Provided data:
----------------
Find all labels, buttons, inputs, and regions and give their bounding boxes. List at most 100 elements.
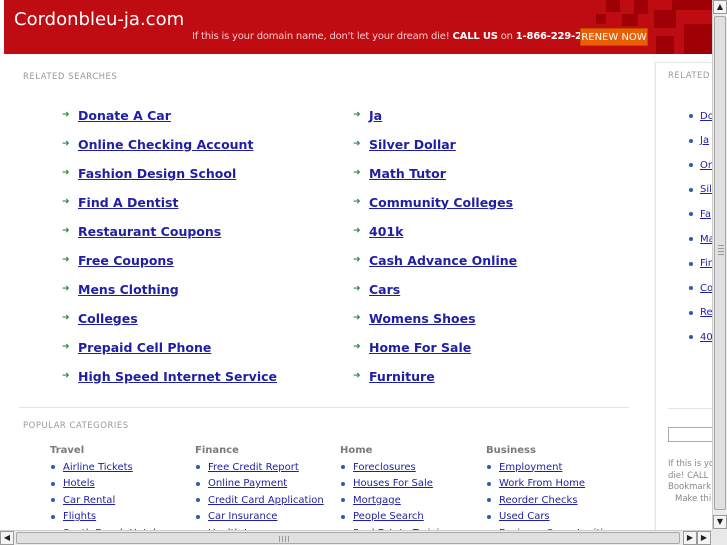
related-search-link[interactable]: High Speed Internet Service — [78, 369, 277, 384]
sidebar-title: RELATED — [668, 71, 710, 81]
bullet-icon — [196, 514, 200, 519]
related-search-link[interactable]: Prepaid Cell Phone — [78, 340, 211, 355]
category-item: Used Cars — [487, 510, 550, 524]
bullet-icon — [487, 465, 491, 469]
arrow-right-icon: ➜ — [62, 254, 70, 265]
related-search-link[interactable]: Math Tutor — [369, 166, 446, 181]
renew-now-button[interactable]: RENEW NOW — [580, 28, 648, 46]
related-search-item: ➜ Cars — [353, 279, 400, 299]
sidebar-link[interactable]: Re — [700, 307, 713, 318]
vertical-scrollbar[interactable]: ▲ ▼ — [712, 0, 727, 530]
sidebar-link[interactable]: Sil — [700, 184, 712, 195]
bullet-icon — [689, 163, 693, 168]
category-link[interactable]: Reorder Checks — [499, 495, 577, 506]
category-heading: Finance — [195, 445, 239, 456]
sidebar-link[interactable]: Ja — [700, 135, 709, 146]
category-link[interactable]: Credit Card Application — [208, 495, 324, 506]
related-search-link[interactable]: Fashion Design School — [78, 166, 236, 181]
related-search-item: ➜ Community Colleges — [353, 192, 513, 212]
arrow-right-icon: ➜ — [353, 196, 361, 207]
category-item: Hotels — [51, 477, 95, 491]
bullet-icon — [51, 514, 55, 519]
related-search-item: ➜ Mens Clothing — [62, 279, 179, 299]
category-link[interactable]: Work From Home — [499, 478, 585, 489]
category-item: Flights — [51, 510, 96, 524]
related-searches-title: RELATED SEARCHES — [23, 72, 118, 82]
sidebar-item: Co — [689, 281, 713, 295]
scroll-right-icon[interactable]: ▶ — [683, 531, 697, 545]
scroll-left-icon[interactable]: ◀ — [0, 531, 14, 545]
horizontal-scrollbar[interactable]: ◀ ▶ ▶ — [0, 530, 712, 545]
related-search-item: ➜ Cash Advance Online — [353, 250, 517, 270]
related-search-link[interactable]: Online Checking Account — [78, 137, 253, 152]
related-search-link[interactable]: Donate A Car — [78, 108, 171, 123]
related-search-item: ➜ Ja — [353, 105, 382, 125]
category-item: Foreclosures — [341, 460, 416, 474]
arrow-right-icon: ➜ — [62, 312, 70, 323]
sidebar-link[interactable]: Fa — [700, 209, 711, 220]
arrow-right-icon: ➜ — [62, 196, 70, 207]
category-link[interactable]: Airline Tickets — [63, 462, 133, 473]
sidebar-text-2: die! CALL — [668, 471, 709, 481]
related-search-link[interactable]: Free Coupons — [78, 253, 174, 268]
category-link[interactable]: Online Payment — [208, 478, 287, 489]
scrollbar-corner — [712, 530, 727, 545]
category-heading: Travel — [50, 445, 85, 456]
related-search-link[interactable]: Home For Sale — [369, 340, 471, 355]
related-search-link[interactable]: Silver Dollar — [369, 137, 456, 152]
related-search-link[interactable]: Restaurant Coupons — [78, 224, 221, 239]
category-link[interactable]: Used Cars — [499, 511, 550, 522]
category-link[interactable]: Employment — [499, 462, 562, 473]
bullet-icon — [689, 212, 693, 217]
arrow-right-icon: ➜ — [353, 341, 361, 352]
related-search-item: ➜ Colleges — [62, 308, 138, 328]
category-link[interactable]: Mortgage — [353, 495, 401, 506]
category-item: Online Payment — [196, 477, 287, 491]
related-search-link[interactable]: Cash Advance Online — [369, 253, 517, 268]
category-link[interactable]: Car Rental — [63, 495, 115, 506]
category-heading: Home — [340, 445, 373, 456]
related-search-link[interactable]: Community Colleges — [369, 195, 513, 210]
related-search-link[interactable]: Ja — [369, 108, 382, 123]
scroll-up-icon[interactable]: ▲ — [713, 0, 727, 14]
sidebar-link[interactable]: 40 — [700, 332, 713, 343]
category-link[interactable]: Hotels — [63, 478, 95, 489]
related-search-link[interactable]: Womens Shoes — [369, 311, 476, 326]
related-search-link[interactable]: Find A Dentist — [78, 195, 178, 210]
horizontal-scroll-thumb[interactable] — [16, 532, 680, 544]
bullet-icon — [689, 310, 693, 315]
sidebar-item: Re — [689, 306, 713, 320]
bullet-icon — [341, 498, 345, 502]
bullet-icon — [689, 114, 693, 118]
scroll-right-end-icon[interactable]: ▶ — [697, 531, 711, 545]
sidebar-item: Fa — [689, 207, 711, 221]
scroll-down-icon[interactable]: ▼ — [713, 515, 727, 529]
category-link[interactable]: Car Insurance — [208, 511, 277, 522]
sidebar-item: Fin — [689, 257, 713, 271]
related-search-link[interactable]: Colleges — [78, 311, 138, 326]
related-search-link[interactable]: Cars — [369, 282, 400, 297]
category-link[interactable]: Free Credit Report — [208, 462, 299, 473]
sidebar-item: On — [689, 158, 713, 172]
related-search-link[interactable]: Furniture — [369, 369, 435, 384]
right-sidebar: RELATED Do Ja On Sil Fa Ma Fin Co Re 40 If this i… — [655, 62, 713, 531]
arrow-right-icon: ➜ — [62, 283, 70, 294]
arrow-right-icon: ➜ — [353, 370, 361, 381]
bullet-icon — [341, 481, 345, 486]
related-search-link[interactable]: Mens Clothing — [78, 282, 179, 297]
vertical-scroll-thumb[interactable] — [714, 16, 726, 510]
category-link[interactable]: Flights — [63, 511, 96, 522]
category-link[interactable]: Foreclosures — [353, 462, 416, 473]
related-search-item: ➜ 401k — [353, 221, 403, 241]
sidebar-search-input[interactable] — [668, 427, 713, 442]
related-search-item: ➜ Womens Shoes — [353, 308, 476, 328]
category-item: Work From Home — [487, 477, 585, 491]
category-heading: Business — [486, 445, 536, 456]
popular-categories-title: POPULAR CATEGORIES — [23, 421, 129, 431]
category-link[interactable]: Houses For Sale — [353, 478, 433, 489]
category-item: Car Insurance — [196, 510, 277, 524]
related-search-link[interactable]: 401k — [369, 224, 403, 239]
category-link[interactable]: People Search — [353, 511, 424, 522]
related-search-item: ➜ Furniture — [353, 366, 435, 386]
related-search-item: ➜ Prepaid Cell Phone — [62, 337, 211, 357]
----------------
What is expected:
Copy the lines above word for word, leaving out the picture.

Finished exercise:
Find all labels, buttons, inputs, and regions and give their bounding boxes. List at most 100 elements.
related-search-link[interactable]: High Speed Internet Service — [78, 369, 277, 384]
sidebar-title: RELATED — [668, 71, 710, 81]
bullet-icon — [196, 514, 200, 519]
related-search-link[interactable]: Prepaid Cell Phone — [78, 340, 211, 355]
category-item: Used Cars — [487, 510, 550, 524]
bullet-icon — [487, 465, 491, 469]
arrow-right-icon: ➜ — [62, 254, 70, 265]
related-search-link[interactable]: Math Tutor — [369, 166, 446, 181]
renew-now-button[interactable]: RENEW NOW — [580, 28, 648, 46]
related-search-item: ➜ Cars — [353, 279, 400, 299]
sidebar-link[interactable]: Re — [700, 307, 713, 318]
vertical-scrollbar[interactable]: ▲ ▼ — [712, 0, 727, 530]
sidebar-link[interactable]: Sil — [700, 184, 712, 195]
bullet-icon — [689, 163, 693, 168]
category-link[interactable]: Reorder Checks — [499, 495, 577, 506]
category-heading: Finance — [195, 445, 239, 456]
sidebar-link[interactable]: Ja — [700, 135, 709, 146]
category-link[interactable]: Credit Card Application — [208, 495, 324, 506]
related-search-link[interactable]: Fashion Design School — [78, 166, 236, 181]
related-search-item: ➜ Community Colleges — [353, 192, 513, 212]
arrow-right-icon: ➜ — [353, 196, 361, 207]
category-item: Hotels — [51, 477, 95, 491]
bullet-icon — [51, 514, 55, 519]
related-search-item: ➜ Mens Clothing — [62, 279, 179, 299]
category-link[interactable]: Work From Home — [499, 478, 585, 489]
category-item: Flights — [51, 510, 96, 524]
related-searches-title: RELATED SEARCHES — [23, 72, 118, 82]
sidebar-item: Co — [689, 281, 713, 295]
scroll-right-icon[interactable]: ▶ — [683, 531, 697, 545]
scroll-left-icon[interactable]: ◀ — [0, 531, 14, 545]
horizontal-scrollbar[interactable]: ◀ ▶ ▶ — [0, 530, 712, 545]
related-search-item: ➜ Cash Advance Online — [353, 250, 517, 270]
related-search-link[interactable]: Online Checking Account — [78, 137, 253, 152]
related-search-link[interactable]: Donate A Car — [78, 108, 171, 123]
related-search-item: ➜ Ja — [353, 105, 382, 125]
category-item: Foreclosures — [341, 460, 416, 474]
arrow-right-icon: ➜ — [62, 312, 70, 323]
sidebar-link[interactable]: Fa — [700, 209, 711, 220]
arrow-right-icon: ➜ — [62, 196, 70, 207]
category-link[interactable]: Airline Tickets — [63, 462, 133, 473]
sidebar-text-2: die! CALL — [668, 471, 709, 481]
related-search-link[interactable]: Free Coupons — [78, 253, 174, 268]
category-link[interactable]: Online Payment — [208, 478, 287, 489]
scrollbar-corner — [712, 530, 727, 545]
category-heading: Travel — [50, 445, 85, 456]
related-search-link[interactable]: Home For Sale — [369, 340, 471, 355]
related-search-link[interactable]: Silver Dollar — [369, 137, 456, 152]
related-search-link[interactable]: Restaurant Coupons — [78, 224, 221, 239]
category-link[interactable]: Used Cars — [499, 511, 550, 522]
category-link[interactable]: Employment — [499, 462, 562, 473]
bullet-icon — [689, 212, 693, 217]
arrow-right-icon: ➜ — [353, 341, 361, 352]
related-search-item: ➜ Colleges — [62, 308, 138, 328]
category-link[interactable]: Mortgage — [353, 495, 401, 506]
category-item: Online Payment — [196, 477, 287, 491]
related-search-link[interactable]: Cash Advance Online — [369, 253, 517, 268]
category-link[interactable]: Car Rental — [63, 495, 115, 506]
category-heading: Home — [340, 445, 373, 456]
related-search-link[interactable]: Community Colleges — [369, 195, 513, 210]
related-search-link[interactable]: Ja — [369, 108, 382, 123]
scroll-up-icon[interactable]: ▲ — [713, 0, 727, 14]
sidebar-link[interactable]: 40 — [700, 332, 713, 343]
category-link[interactable]: Hotels — [63, 478, 95, 489]
related-search-link[interactable]: Womens Shoes — [369, 311, 476, 326]
related-search-link[interactable]: Find A Dentist — [78, 195, 178, 210]
horizontal-scroll-thumb[interactable] — [16, 532, 680, 544]
bullet-icon — [689, 310, 693, 315]
sidebar-item: Re — [689, 306, 713, 320]
bullet-icon — [341, 498, 345, 502]
bullet-icon — [689, 114, 693, 118]
scroll-right-end-icon[interactable]: ▶ — [697, 531, 711, 545]
sidebar-item: Fa — [689, 207, 711, 221]
scroll-down-icon[interactable]: ▼ — [713, 515, 727, 529]
category-link[interactable]: Car Insurance — [208, 511, 277, 522]
sidebar-item: Fin — [689, 257, 713, 271]
related-search-link[interactable]: Colleges — [78, 311, 138, 326]
related-search-link[interactable]: Cars — [369, 282, 400, 297]
category-link[interactable]: Free Credit Report — [208, 462, 299, 473]
sidebar-item: On — [689, 158, 713, 172]
related-search-link[interactable]: Furniture — [369, 369, 435, 384]
right-sidebar: RELATED Do Ja On Sil Fa Ma Fin Co Re 40 If this i… — [655, 62, 713, 531]
arrow-right-icon: ➜ — [62, 283, 70, 294]
arrow-right-icon: ➜ — [353, 370, 361, 381]
bullet-icon — [341, 481, 345, 486]
related-search-link[interactable]: Mens Clothing — [78, 282, 179, 297]
vertical-scroll-thumb[interactable] — [714, 16, 726, 510]
category-link[interactable]: Flights — [63, 511, 96, 522]
category-link[interactable]: Foreclosures — [353, 462, 416, 473]
related-search-item: ➜ 401k — [353, 221, 403, 241]
sidebar-search-input[interactable] — [668, 427, 713, 442]
related-search-item: ➜ Womens Shoes — [353, 308, 476, 328]
category-item: Work From Home — [487, 477, 585, 491]
category-heading: Business — [486, 445, 536, 456]
popular-categories-title: POPULAR CATEGORIES — [23, 421, 129, 431]
category-link[interactable]: Houses For Sale — [353, 478, 433, 489]
category-item: Car Insurance — [196, 510, 277, 524]
related-search-link[interactable]: 401k — [369, 224, 403, 239]
category-link[interactable]: People Search — [353, 511, 424, 522]
related-search-item: ➜ Furniture — [353, 366, 435, 386]
related-search-item: ➜ Prepaid Cell Phone — [62, 337, 211, 357]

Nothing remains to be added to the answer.